- **Data extract**
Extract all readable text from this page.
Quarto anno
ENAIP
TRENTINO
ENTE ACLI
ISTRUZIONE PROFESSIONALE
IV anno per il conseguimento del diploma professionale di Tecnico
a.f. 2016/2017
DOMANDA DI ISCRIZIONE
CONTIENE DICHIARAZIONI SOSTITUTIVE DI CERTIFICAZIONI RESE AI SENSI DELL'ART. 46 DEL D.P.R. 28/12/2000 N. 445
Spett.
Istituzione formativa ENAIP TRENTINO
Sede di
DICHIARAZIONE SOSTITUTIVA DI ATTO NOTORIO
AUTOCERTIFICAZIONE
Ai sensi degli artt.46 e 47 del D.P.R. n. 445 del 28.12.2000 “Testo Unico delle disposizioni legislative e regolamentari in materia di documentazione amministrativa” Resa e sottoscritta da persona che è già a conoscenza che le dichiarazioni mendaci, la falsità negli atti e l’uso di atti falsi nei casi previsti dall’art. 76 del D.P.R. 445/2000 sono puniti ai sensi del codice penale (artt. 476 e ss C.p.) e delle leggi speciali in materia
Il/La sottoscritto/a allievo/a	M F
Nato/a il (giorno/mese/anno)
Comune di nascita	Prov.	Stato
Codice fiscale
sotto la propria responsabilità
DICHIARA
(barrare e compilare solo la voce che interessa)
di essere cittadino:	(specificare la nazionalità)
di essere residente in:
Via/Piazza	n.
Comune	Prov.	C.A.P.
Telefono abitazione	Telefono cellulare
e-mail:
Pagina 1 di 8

- **Work to complete**
Search the data above for the string "Comune" and return every line that has it.

- **The solution**
Comune di nascita	Prov.	Stato
Comune	Prov.	C.A.P.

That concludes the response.